◆ **Instruction**
Note each line where "count" appears, and copy it.

Begin Exercise data

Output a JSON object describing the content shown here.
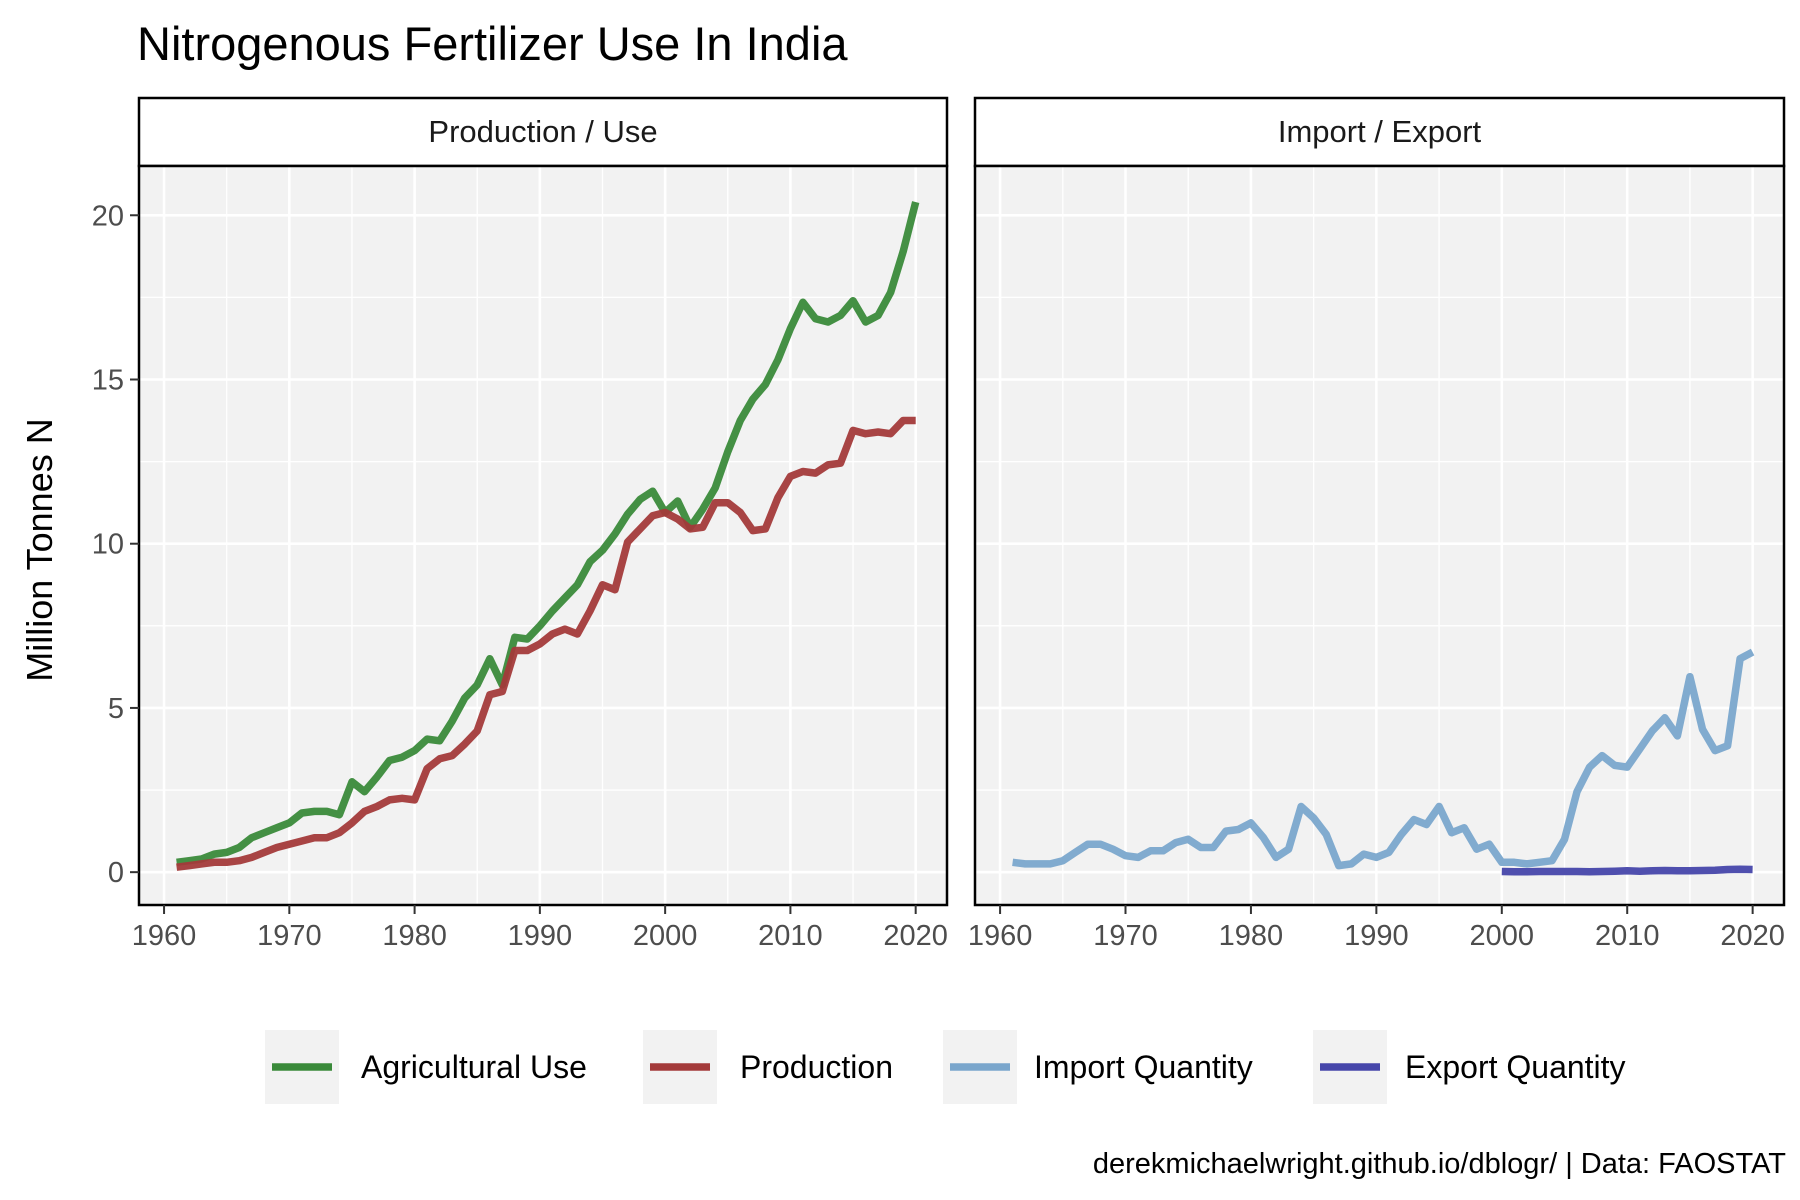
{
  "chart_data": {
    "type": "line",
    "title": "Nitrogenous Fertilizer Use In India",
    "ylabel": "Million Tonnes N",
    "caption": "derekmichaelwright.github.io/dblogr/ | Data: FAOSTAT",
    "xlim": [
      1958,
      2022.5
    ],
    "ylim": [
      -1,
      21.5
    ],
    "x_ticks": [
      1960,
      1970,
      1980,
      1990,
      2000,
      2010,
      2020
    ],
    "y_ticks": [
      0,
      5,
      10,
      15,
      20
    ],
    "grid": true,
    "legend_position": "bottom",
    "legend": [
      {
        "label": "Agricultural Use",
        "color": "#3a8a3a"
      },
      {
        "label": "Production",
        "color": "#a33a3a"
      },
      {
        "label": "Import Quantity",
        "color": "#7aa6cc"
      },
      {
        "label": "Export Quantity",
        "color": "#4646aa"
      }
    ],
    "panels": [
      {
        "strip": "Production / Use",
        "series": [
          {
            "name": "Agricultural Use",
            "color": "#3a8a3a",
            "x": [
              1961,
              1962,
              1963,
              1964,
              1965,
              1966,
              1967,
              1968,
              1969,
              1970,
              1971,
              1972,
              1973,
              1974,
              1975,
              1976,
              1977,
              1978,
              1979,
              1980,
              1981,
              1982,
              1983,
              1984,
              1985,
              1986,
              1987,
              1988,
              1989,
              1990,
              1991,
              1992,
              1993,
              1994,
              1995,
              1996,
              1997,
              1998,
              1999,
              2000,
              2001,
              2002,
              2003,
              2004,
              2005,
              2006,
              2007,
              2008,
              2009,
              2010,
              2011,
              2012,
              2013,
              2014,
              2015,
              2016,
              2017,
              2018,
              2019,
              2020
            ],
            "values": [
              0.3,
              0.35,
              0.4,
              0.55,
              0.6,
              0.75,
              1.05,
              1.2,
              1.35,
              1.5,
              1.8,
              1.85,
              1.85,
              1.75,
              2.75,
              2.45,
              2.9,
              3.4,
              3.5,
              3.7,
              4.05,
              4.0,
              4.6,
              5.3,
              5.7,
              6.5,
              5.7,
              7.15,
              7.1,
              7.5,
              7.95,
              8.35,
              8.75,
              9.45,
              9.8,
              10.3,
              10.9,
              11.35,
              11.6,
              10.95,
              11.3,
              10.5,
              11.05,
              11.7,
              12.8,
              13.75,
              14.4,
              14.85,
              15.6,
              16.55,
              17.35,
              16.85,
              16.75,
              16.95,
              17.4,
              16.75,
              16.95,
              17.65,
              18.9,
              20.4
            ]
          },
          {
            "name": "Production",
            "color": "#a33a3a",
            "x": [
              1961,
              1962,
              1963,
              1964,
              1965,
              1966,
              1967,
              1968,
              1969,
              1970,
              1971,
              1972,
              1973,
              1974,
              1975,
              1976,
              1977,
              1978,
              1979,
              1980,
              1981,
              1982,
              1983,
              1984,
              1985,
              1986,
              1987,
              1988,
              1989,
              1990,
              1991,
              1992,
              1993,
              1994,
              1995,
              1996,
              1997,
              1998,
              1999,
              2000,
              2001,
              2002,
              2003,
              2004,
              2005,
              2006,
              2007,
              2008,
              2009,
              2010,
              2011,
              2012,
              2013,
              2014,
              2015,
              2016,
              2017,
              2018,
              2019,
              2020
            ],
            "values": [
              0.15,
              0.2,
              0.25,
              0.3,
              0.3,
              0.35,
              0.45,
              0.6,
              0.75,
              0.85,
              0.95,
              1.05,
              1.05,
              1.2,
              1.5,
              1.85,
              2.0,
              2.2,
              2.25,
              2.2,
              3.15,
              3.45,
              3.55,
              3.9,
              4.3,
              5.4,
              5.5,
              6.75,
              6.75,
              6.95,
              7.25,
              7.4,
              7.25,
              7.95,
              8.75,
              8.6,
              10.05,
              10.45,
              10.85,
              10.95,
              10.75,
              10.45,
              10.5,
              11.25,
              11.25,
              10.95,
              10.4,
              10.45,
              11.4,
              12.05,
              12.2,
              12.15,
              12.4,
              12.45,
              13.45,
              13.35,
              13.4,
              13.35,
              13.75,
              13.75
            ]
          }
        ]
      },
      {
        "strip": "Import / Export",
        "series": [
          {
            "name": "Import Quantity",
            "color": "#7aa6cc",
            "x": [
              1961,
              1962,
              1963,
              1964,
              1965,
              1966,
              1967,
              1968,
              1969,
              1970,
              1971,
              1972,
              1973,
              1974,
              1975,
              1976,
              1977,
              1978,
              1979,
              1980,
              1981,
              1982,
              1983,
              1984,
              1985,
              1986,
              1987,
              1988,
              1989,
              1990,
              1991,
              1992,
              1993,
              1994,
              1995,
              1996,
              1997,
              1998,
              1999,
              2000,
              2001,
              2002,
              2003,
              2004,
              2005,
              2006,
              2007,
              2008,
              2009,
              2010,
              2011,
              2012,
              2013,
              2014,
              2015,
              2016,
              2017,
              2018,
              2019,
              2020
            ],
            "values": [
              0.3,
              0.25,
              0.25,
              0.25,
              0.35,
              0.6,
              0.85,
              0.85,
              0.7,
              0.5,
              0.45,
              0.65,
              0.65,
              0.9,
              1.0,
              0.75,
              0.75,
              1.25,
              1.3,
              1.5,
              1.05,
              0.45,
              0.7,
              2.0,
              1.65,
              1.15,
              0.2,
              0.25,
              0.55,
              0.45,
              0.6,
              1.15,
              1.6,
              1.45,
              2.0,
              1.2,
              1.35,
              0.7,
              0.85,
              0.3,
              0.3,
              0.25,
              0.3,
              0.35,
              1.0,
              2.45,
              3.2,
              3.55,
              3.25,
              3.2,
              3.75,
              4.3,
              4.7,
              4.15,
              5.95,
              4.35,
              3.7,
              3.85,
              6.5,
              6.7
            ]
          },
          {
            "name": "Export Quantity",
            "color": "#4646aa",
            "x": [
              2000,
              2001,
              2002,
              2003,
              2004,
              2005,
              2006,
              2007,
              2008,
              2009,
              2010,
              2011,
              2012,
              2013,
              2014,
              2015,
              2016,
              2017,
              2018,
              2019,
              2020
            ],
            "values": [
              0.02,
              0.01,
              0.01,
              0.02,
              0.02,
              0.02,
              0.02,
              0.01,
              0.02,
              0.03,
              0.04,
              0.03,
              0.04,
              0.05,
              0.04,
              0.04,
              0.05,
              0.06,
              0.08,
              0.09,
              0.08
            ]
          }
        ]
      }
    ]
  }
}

End Exercise data
Begin Exercise data

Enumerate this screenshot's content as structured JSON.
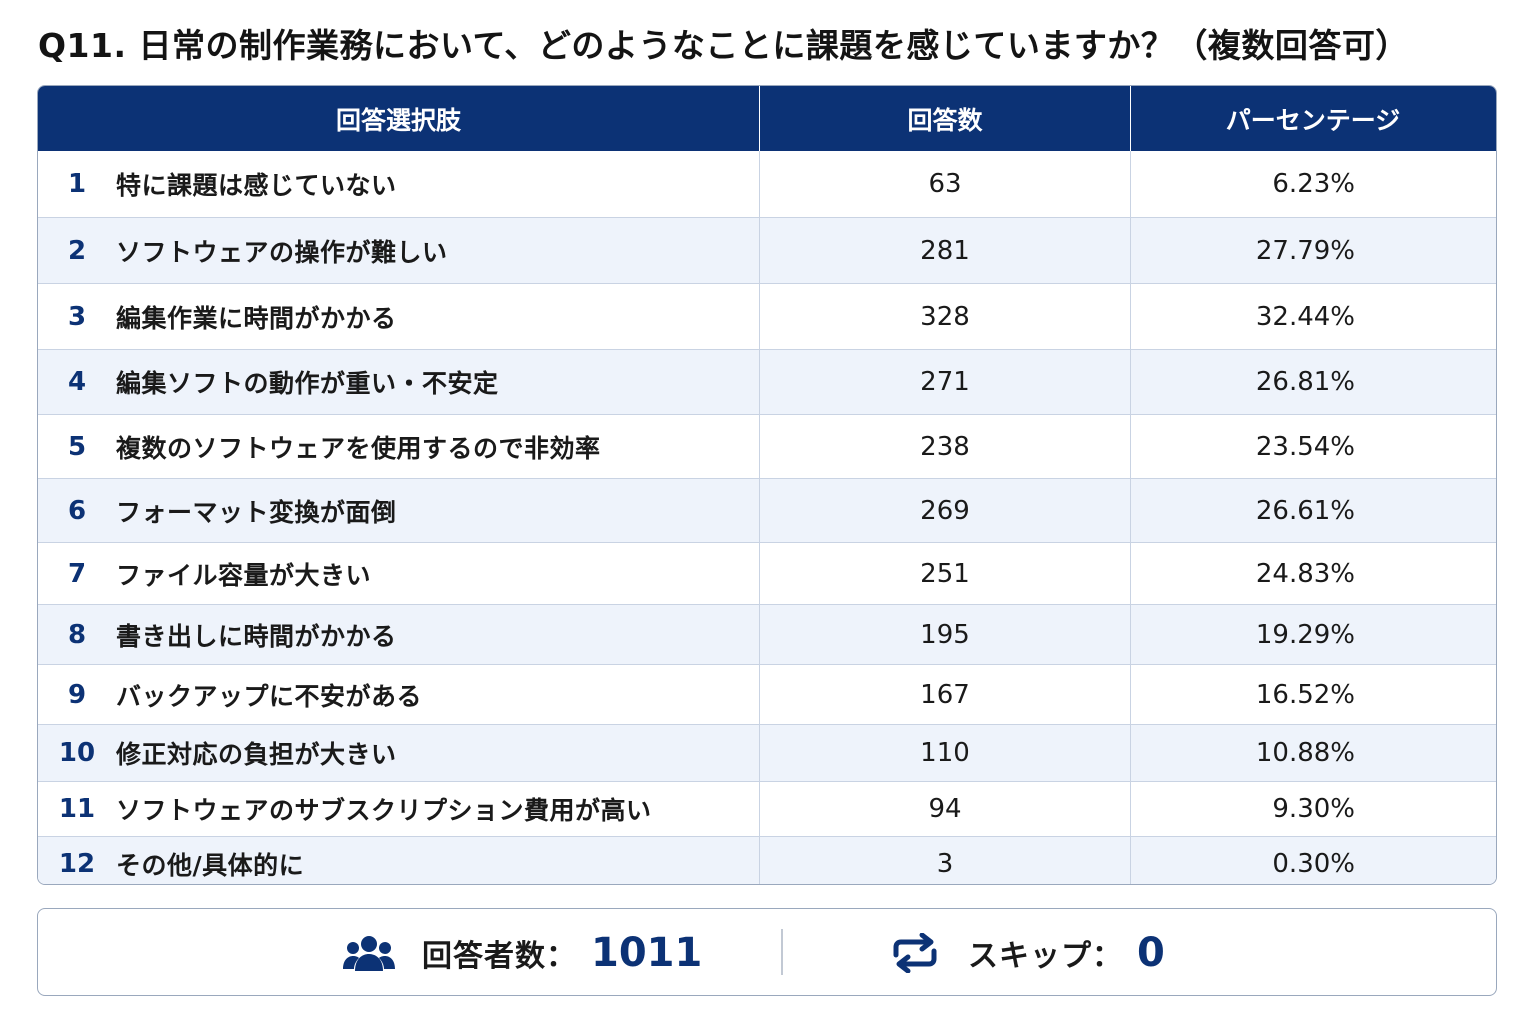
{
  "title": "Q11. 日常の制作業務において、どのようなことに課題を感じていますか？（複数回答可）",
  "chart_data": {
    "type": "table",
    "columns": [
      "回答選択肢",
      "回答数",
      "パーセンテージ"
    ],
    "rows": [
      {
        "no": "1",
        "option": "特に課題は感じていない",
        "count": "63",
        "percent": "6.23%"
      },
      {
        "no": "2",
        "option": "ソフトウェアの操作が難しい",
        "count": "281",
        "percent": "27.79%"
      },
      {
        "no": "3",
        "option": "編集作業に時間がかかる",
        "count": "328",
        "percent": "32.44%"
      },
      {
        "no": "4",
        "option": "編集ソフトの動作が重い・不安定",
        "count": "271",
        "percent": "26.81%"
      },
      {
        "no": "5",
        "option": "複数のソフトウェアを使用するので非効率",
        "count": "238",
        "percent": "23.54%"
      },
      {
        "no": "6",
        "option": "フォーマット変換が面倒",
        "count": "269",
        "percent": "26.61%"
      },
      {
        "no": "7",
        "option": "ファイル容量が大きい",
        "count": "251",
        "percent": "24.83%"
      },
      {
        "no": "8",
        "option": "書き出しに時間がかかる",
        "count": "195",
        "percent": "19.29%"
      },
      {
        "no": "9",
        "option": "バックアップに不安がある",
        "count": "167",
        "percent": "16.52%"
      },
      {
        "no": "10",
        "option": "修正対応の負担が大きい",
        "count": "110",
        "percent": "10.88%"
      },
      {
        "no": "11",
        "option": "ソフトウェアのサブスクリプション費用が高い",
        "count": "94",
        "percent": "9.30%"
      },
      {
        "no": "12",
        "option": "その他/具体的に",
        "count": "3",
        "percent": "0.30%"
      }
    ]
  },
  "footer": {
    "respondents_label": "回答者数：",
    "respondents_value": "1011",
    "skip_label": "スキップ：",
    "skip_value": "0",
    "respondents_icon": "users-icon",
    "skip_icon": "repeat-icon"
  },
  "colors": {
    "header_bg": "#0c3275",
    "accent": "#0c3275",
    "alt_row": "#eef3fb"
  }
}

End Exercise data

◆ **Written solution**
        "count": "63",
        "count": "281",
        "count": "328",
        "count": "271",
        "count": "238",
        "count": "269",
        "count": "251",
        "count": "195",
        "count": "167",
        "count": "110",
        "count": "94",
        "count": "3",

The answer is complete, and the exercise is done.